■ **TASK DESCRIPTION**
Find and copy each line of the records where the string "intensity" shows up.

■ **DATA SECTION**
┌──

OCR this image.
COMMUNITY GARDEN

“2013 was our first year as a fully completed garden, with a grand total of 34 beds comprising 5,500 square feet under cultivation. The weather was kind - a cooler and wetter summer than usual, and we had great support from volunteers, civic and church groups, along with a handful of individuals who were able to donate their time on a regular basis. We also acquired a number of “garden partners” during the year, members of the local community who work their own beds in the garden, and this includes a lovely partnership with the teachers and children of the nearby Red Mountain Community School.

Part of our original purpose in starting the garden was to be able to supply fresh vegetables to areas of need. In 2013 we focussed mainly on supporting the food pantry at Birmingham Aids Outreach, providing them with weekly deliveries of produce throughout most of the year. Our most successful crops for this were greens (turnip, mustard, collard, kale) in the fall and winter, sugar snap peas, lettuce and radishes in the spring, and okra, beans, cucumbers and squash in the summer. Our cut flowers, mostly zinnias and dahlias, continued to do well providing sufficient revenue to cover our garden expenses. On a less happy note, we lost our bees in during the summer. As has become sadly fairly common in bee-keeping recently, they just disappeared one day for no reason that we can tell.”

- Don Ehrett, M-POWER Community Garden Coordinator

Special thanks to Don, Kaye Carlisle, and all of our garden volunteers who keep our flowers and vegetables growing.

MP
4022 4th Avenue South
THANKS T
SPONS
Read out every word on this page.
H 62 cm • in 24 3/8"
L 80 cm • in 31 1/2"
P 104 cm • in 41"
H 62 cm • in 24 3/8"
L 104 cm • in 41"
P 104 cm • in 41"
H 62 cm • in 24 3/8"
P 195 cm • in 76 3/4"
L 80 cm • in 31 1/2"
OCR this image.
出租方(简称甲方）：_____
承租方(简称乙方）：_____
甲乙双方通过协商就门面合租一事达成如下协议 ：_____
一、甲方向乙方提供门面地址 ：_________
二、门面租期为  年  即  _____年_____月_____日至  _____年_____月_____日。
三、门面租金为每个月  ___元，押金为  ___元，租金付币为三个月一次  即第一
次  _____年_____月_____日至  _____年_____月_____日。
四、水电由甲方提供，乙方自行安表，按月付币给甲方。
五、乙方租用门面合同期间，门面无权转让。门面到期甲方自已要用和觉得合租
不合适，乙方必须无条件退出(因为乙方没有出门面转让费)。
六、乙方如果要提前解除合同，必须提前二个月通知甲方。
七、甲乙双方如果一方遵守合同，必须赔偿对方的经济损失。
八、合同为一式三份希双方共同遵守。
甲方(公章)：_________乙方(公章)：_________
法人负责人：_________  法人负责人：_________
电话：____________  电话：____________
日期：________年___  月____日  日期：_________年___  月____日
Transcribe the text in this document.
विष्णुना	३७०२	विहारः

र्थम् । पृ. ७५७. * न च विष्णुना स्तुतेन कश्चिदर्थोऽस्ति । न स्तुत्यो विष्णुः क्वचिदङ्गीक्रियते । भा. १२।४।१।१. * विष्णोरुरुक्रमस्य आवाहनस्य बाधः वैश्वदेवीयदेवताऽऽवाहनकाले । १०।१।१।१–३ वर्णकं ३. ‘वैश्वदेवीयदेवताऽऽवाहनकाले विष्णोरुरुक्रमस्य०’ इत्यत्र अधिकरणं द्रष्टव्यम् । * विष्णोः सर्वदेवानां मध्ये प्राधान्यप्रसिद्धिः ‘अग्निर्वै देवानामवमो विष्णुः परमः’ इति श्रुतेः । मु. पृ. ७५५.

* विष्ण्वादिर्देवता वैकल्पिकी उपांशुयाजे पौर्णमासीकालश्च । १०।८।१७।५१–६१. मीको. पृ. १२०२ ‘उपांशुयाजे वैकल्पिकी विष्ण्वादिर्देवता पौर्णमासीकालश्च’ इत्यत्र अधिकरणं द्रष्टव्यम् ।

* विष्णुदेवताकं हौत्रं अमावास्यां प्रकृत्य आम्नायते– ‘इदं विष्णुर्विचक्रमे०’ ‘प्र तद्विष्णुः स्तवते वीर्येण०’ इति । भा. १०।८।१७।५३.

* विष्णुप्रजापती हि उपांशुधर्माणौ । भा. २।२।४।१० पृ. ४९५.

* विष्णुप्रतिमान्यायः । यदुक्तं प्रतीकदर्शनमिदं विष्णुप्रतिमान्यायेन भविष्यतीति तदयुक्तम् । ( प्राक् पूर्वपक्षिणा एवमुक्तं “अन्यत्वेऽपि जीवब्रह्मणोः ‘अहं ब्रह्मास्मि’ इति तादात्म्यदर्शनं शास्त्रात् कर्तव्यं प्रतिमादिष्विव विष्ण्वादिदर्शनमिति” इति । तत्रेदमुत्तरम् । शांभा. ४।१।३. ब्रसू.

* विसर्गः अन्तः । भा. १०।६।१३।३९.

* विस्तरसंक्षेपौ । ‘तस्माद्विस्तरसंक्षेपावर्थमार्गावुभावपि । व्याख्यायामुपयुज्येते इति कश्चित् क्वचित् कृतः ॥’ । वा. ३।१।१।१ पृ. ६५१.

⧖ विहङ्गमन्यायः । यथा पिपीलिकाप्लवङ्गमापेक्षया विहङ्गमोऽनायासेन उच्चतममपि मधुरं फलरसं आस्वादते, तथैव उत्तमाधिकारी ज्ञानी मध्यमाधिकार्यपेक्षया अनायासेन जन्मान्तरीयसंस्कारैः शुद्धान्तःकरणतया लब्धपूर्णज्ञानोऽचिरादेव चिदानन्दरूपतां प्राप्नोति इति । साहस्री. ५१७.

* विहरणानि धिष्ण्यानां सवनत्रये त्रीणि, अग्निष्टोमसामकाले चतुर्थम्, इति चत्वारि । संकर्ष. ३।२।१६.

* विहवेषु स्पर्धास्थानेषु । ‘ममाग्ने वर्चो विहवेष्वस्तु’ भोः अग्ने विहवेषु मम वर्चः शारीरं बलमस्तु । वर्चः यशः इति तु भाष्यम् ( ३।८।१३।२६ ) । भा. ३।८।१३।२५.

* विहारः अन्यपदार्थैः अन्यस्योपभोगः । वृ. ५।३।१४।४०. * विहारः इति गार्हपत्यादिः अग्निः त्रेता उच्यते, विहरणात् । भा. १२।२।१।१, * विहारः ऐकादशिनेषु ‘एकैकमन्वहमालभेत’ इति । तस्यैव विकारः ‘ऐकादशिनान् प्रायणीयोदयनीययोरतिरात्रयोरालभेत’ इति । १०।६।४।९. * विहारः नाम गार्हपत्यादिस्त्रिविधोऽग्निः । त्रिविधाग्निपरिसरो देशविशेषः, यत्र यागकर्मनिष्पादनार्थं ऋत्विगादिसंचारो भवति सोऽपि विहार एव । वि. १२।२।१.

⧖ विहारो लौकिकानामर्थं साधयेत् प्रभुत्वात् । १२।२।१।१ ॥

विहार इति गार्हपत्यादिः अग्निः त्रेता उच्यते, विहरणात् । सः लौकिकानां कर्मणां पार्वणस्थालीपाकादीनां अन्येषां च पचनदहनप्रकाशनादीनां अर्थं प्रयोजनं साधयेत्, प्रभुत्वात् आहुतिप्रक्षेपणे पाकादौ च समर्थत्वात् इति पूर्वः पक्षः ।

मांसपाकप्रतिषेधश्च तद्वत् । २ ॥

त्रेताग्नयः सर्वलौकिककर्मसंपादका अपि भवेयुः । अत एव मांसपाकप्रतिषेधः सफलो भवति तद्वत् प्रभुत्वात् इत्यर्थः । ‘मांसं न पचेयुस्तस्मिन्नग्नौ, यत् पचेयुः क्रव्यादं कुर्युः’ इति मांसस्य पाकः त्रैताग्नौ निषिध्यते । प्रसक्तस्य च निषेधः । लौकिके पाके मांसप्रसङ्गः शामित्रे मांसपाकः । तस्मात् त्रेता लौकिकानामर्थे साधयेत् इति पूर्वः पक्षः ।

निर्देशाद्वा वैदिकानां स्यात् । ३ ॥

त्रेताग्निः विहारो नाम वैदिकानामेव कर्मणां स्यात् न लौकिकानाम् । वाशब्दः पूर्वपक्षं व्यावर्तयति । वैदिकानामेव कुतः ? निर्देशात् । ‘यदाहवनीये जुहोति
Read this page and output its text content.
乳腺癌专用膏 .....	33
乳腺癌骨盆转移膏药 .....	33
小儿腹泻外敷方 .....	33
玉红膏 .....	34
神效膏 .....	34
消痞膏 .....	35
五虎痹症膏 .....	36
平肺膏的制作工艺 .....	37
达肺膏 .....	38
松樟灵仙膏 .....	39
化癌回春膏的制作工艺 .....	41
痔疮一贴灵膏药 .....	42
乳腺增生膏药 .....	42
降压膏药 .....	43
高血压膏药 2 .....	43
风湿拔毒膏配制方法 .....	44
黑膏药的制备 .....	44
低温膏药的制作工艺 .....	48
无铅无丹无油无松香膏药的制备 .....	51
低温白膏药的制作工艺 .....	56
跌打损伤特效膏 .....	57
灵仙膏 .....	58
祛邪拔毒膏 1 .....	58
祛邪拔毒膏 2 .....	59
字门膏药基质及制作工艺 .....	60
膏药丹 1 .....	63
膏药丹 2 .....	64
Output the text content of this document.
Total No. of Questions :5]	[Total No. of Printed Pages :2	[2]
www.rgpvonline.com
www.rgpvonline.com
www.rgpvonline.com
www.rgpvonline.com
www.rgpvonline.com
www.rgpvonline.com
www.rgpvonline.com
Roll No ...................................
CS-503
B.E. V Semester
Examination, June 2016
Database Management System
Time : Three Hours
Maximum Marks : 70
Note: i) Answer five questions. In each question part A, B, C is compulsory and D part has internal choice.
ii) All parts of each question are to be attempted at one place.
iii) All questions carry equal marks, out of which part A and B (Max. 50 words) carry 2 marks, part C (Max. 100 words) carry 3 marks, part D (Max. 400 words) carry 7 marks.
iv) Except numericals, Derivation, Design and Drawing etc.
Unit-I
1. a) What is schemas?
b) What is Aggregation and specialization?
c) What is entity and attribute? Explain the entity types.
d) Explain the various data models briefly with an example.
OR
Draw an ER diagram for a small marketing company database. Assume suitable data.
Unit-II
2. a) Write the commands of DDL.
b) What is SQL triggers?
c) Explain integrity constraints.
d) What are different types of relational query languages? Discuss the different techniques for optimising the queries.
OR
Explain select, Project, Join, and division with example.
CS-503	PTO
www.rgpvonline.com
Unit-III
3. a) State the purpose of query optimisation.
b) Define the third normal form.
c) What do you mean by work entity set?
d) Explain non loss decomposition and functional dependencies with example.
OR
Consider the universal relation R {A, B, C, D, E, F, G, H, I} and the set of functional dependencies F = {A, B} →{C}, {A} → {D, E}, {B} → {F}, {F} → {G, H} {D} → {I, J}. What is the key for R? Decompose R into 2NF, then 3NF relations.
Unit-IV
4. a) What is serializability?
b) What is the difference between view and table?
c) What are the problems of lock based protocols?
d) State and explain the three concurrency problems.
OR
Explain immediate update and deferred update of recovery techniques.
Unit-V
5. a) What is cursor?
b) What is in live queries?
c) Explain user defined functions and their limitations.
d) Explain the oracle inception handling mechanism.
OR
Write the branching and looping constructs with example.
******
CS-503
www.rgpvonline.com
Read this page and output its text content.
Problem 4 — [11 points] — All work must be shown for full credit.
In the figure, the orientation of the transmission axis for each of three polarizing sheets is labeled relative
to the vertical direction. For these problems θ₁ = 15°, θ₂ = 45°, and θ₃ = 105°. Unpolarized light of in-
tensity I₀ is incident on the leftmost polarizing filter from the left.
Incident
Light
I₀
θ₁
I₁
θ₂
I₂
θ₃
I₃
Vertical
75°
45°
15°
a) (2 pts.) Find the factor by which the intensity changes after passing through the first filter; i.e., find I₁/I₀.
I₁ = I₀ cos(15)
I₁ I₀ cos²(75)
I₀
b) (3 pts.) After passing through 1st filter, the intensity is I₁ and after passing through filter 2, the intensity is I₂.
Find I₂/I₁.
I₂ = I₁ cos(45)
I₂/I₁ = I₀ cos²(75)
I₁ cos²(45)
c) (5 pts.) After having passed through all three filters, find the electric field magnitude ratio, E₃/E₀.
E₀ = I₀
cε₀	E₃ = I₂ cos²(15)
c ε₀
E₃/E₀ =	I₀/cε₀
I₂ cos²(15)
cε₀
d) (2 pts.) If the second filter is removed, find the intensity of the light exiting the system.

└──

■ **ANSWER FOR THE TASK**
a) (2 pts.) Find the factor by which the intensity changes after passing through the first filter; i.e., find I₁/I₀.
b) (3 pts.) After passing through 1st filter, the intensity is I₁ and after passing through filter 2, the intensity is I₂.
d) (2 pts.) If the second filter is removed, find the intensity of the light exiting the system.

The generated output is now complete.